##### Working data

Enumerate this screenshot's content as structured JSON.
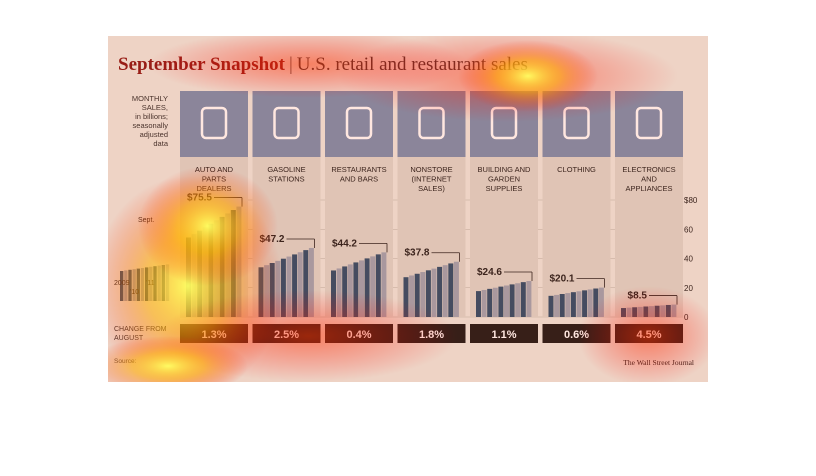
{
  "title": "September Snapshot",
  "separator": "|",
  "subtitle": "U.S. retail and restaurant sales",
  "y_axis_label": [
    "MONTHLY",
    "SALES,",
    "in billions;",
    "seasonally",
    "adjusted",
    "data"
  ],
  "change_label": [
    "CHANGE FROM",
    "AUGUST"
  ],
  "source": "Source:",
  "credit": "The Wall Street Journal",
  "total_series": {
    "marker_label": "Sept.",
    "year_labels": [
      "2009",
      "'11",
      "'10"
    ]
  },
  "chart_data": {
    "type": "bar",
    "title": "September Snapshot | U.S. retail and restaurant sales",
    "ylabel": "MONTHLY SALES, in billions; seasonally adjusted data",
    "ylim": [
      0,
      80
    ],
    "yticks": [
      "$80",
      "60",
      "40",
      "20",
      "0"
    ],
    "grid": true,
    "categories": [
      {
        "label": [
          "AUTO AND",
          "PARTS",
          "DEALERS"
        ],
        "icon": "car-icon",
        "sept_value": 75.5,
        "sept_label": "$75.5",
        "change": "1.3%"
      },
      {
        "label": [
          "GASOLINE",
          "STATIONS"
        ],
        "icon": "gas-pump-icon",
        "sept_value": 47.2,
        "sept_label": "$47.2",
        "change": "2.5%"
      },
      {
        "label": [
          "RESTAURANTS",
          "AND BARS"
        ],
        "icon": "burger-icon",
        "sept_value": 44.2,
        "sept_label": "$44.2",
        "change": "0.4%"
      },
      {
        "label": [
          "NONSTORE",
          "(INTERNET",
          "SALES)"
        ],
        "icon": "computer-icon",
        "sept_value": 37.8,
        "sept_label": "$37.8",
        "change": "1.8%"
      },
      {
        "label": [
          "BUILDING AND",
          "GARDEN",
          "SUPPLIES"
        ],
        "icon": "trowel-icon",
        "sept_value": 24.6,
        "sept_label": "$24.6",
        "change": "1.1%"
      },
      {
        "label": [
          "CLOTHING"
        ],
        "icon": "shirt-icon",
        "sept_value": 20.1,
        "sept_label": "$20.1",
        "change": "0.6%"
      },
      {
        "label": [
          "ELECTRONICS",
          "AND",
          "APPLIANCES"
        ],
        "icon": "phone-icon",
        "sept_value": 8.5,
        "sept_label": "$8.5",
        "change": "4.5%"
      }
    ],
    "colors": {
      "bar_dark": "#2c4f6e",
      "bar_light": "#9ea5b4",
      "icon_box": "#7c90b0",
      "change_box": "#1c1c1c",
      "title": "#8a1a1a"
    }
  }
}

##########

#### [Problem to solve]
Every entry must be written out exactly, with all pictures left out.

#### [Solution for this exercise]
Enumerate this screenshot's content as structured JSON.
{
  "title": "September Snapshot",
  "separator": "|",
  "subtitle": "U.S. retail and restaurant sales",
  "y_axis_label": [
    "MONTHLY",
    "SALES,",
    "in billions;",
    "seasonally",
    "adjusted",
    "data"
  ],
  "change_label": [
    "CHANGE FROM",
    "AUGUST"
  ],
  "source": "Source:",
  "credit": "The Wall Street Journal",
  "total_series": {
    "marker_label": "Sept.",
    "year_labels": [
      "2009",
      "'11",
      "'10"
    ]
  },
  "chart_data": {
    "type": "bar",
    "title": "September Snapshot | U.S. retail and restaurant sales",
    "ylabel": "MONTHLY SALES, in billions; seasonally adjusted data",
    "ylim": [
      0,
      80
    ],
    "yticks": [
      "$80",
      "60",
      "40",
      "20",
      "0"
    ],
    "grid": true,
    "categories": [
      {
        "label": [
          "AUTO AND",
          "PARTS",
          "DEALERS"
        ],
        "icon": "car-icon",
        "sept_value": 75.5,
        "sept_label": "$75.5",
        "change": "1.3%"
      },
      {
        "label": [
          "GASOLINE",
          "STATIONS"
        ],
        "icon": "gas-pump-icon",
        "sept_value": 47.2,
        "sept_label": "$47.2",
        "change": "2.5%"
      },
      {
        "label": [
          "RESTAURANTS",
          "AND BARS"
        ],
        "icon": "burger-icon",
        "sept_value": 44.2,
        "sept_label": "$44.2",
        "change": "0.4%"
      },
      {
        "label": [
          "NONSTORE",
          "(INTERNET",
          "SALES)"
        ],
        "icon": "computer-icon",
        "sept_value": 37.8,
        "sept_label": "$37.8",
        "change": "1.8%"
      },
      {
        "label": [
          "BUILDING AND",
          "GARDEN",
          "SUPPLIES"
        ],
        "icon": "trowel-icon",
        "sept_value": 24.6,
        "sept_label": "$24.6",
        "change": "1.1%"
      },
      {
        "label": [
          "CLOTHING"
        ],
        "icon": "shirt-icon",
        "sept_value": 20.1,
        "sept_label": "$20.1",
        "change": "0.6%"
      },
      {
        "label": [
          "ELECTRONICS",
          "AND",
          "APPLIANCES"
        ],
        "icon": "phone-icon",
        "sept_value": 8.5,
        "sept_label": "$8.5",
        "change": "4.5%"
      }
    ],
    "colors": {
      "bar_dark": "#2c4f6e",
      "bar_light": "#9ea5b4",
      "icon_box": "#7c90b0",
      "change_box": "#1c1c1c",
      "title": "#8a1a1a"
    }
  }
}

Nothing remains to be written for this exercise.